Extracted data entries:
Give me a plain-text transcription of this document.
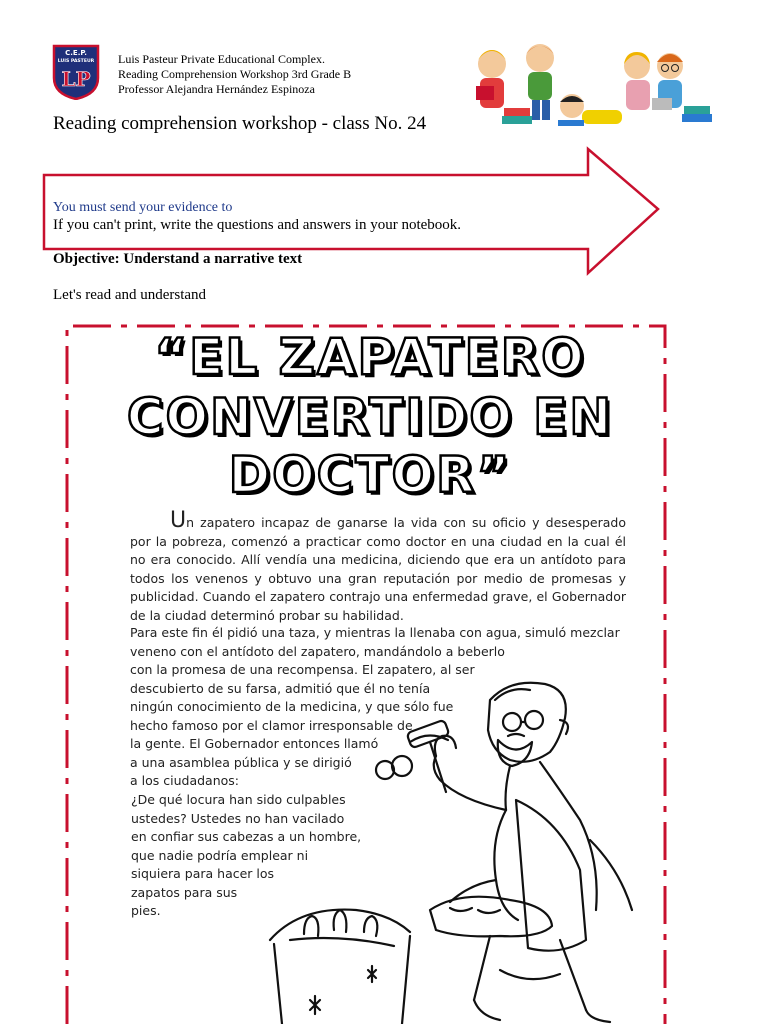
C.E.P.
LUIS PASTEUR
LP
Luis Pasteur Private Educational Complex.
Reading Comprehension Workshop 3rd Grade B
Professor Alejandra Hernández Espinoza
Reading comprehension workshop - class No. 24
You must send your evidence to
If you can't print, write the questions and answers in your notebook.
Objective: Understand a narrative text
Let's read and understand
“EL ZAPATERO
CONVERTIDO EN
DOCTOR”
Un zapatero incapaz de ganarse la vida con su oficio y desesperado por la pobreza, comenzó a practicar como doctor en una ciudad en la cual él no era conocido. Allí vendía una medicina, diciendo que era un antídoto para todos los venenos y obtuvo una gran reputación por medio de promesas y publicidad. Cuando el zapatero contrajo una enfermedad grave, el Gobernador de la ciudad determinó probar su habilidad.
Para este fin él pidió una taza, y mientras la llenaba con agua, simuló mezclar
veneno con el antídoto del zapatero, mandándolo a beberlo
con la promesa de una recompensa. El zapatero, al ser
descubierto de su farsa, admitió que él no tenía
ningún conocimiento de la medicina, y que sólo fue
hecho famoso por el clamor irresponsable de
la gente. El Gobernador entonces llamó
a una asamblea pública y se dirigió
a los ciudadanos:
¿De qué locura han sido culpables
ustedes? Ustedes no han vacilado
en confiar sus cabezas a un hombre,
que nadie podría emplear ni
siquiera para hacer los
zapatos para sus
pies.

Exercise objective:
Pick out every line above that holds the word "Reading" and copy it.

Expected output:
Reading Comprehension Workshop 3rd Grade B
Reading comprehension workshop - class No. 24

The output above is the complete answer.